§ Task material
┌────────

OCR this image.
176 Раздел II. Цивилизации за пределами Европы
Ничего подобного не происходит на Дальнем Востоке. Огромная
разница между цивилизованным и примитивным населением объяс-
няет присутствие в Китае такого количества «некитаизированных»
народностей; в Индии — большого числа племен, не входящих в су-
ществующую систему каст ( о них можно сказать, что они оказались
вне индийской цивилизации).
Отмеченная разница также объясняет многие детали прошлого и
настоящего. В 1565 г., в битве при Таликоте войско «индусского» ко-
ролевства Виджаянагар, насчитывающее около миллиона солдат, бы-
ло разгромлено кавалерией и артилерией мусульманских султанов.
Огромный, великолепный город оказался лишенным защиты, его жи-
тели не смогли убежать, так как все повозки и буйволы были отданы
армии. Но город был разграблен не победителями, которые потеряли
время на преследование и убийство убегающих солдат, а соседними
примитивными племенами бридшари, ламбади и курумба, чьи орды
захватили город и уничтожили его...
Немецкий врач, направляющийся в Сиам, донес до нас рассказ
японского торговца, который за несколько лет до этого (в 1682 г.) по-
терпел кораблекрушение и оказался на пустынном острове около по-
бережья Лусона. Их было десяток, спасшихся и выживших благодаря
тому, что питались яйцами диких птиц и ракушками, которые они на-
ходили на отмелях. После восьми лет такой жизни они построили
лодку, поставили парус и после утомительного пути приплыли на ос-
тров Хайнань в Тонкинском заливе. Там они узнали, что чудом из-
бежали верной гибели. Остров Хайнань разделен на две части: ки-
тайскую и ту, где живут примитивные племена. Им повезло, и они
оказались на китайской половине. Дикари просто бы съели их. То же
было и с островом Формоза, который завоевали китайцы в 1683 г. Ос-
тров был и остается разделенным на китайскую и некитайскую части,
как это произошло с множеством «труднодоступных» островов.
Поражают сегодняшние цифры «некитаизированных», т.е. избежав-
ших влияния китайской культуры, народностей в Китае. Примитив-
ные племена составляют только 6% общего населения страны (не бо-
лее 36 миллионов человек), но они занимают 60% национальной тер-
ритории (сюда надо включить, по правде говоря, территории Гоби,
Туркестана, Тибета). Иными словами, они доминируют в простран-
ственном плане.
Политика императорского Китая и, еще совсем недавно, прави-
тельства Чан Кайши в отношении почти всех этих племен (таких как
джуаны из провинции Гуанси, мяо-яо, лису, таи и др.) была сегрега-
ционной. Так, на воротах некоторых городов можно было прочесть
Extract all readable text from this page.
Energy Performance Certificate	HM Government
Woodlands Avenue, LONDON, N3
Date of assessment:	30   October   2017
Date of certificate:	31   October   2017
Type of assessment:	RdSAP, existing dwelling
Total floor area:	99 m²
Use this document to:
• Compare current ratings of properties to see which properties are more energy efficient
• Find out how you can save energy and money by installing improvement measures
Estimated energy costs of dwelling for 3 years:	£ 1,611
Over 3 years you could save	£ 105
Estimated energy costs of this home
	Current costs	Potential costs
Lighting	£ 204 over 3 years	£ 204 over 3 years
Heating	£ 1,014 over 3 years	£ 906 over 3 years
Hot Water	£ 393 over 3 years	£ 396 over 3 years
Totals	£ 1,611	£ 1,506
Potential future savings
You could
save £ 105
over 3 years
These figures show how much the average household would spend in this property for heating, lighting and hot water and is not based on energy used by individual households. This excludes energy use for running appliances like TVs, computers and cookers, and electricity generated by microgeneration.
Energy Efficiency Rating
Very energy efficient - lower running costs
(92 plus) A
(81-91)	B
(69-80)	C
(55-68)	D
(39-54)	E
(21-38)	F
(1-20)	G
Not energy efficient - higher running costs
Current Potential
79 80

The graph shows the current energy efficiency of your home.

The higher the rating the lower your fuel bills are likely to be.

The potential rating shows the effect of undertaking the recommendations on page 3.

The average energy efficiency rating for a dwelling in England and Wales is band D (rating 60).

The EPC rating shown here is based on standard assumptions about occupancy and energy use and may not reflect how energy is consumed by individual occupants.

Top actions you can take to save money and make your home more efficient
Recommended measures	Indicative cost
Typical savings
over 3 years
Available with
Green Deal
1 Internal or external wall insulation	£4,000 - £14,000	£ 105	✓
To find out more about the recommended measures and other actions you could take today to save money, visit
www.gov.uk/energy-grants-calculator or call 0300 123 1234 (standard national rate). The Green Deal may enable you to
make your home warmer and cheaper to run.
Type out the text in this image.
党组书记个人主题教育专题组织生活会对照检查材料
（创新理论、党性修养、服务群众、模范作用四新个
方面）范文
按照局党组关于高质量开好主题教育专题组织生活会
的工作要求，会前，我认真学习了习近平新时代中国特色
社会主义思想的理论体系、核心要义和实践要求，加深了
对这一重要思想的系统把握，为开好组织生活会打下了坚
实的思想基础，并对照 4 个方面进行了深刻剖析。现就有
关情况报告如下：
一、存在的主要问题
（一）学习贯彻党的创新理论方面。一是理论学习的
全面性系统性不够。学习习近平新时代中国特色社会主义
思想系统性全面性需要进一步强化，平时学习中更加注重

└────────

§ Prompt
Set down, word for word, only the lines running from the line with "Type out the text in this image." to the last line of the listing above. Both of those lines belong in your answer.

§ Exercise answer
Type out the text in this image.
党组书记个人主题教育专题组织生活会对照检查材料
（创新理论、党性修养、服务群众、模范作用四新个
方面）范文
按照局党组关于高质量开好主题教育专题组织生活会
的工作要求，会前，我认真学习了习近平新时代中国特色
社会主义思想的理论体系、核心要义和实践要求，加深了
对这一重要思想的系统把握，为开好组织生活会打下了坚
实的思想基础，并对照 4 个方面进行了深刻剖析。现就有
关情况报告如下：
一、存在的主要问题
（一）学习贯彻党的创新理论方面。一是理论学习的
全面性系统性不够。学习习近平新时代中国特色社会主义
思想系统性全面性需要进一步强化，平时学习中更加注重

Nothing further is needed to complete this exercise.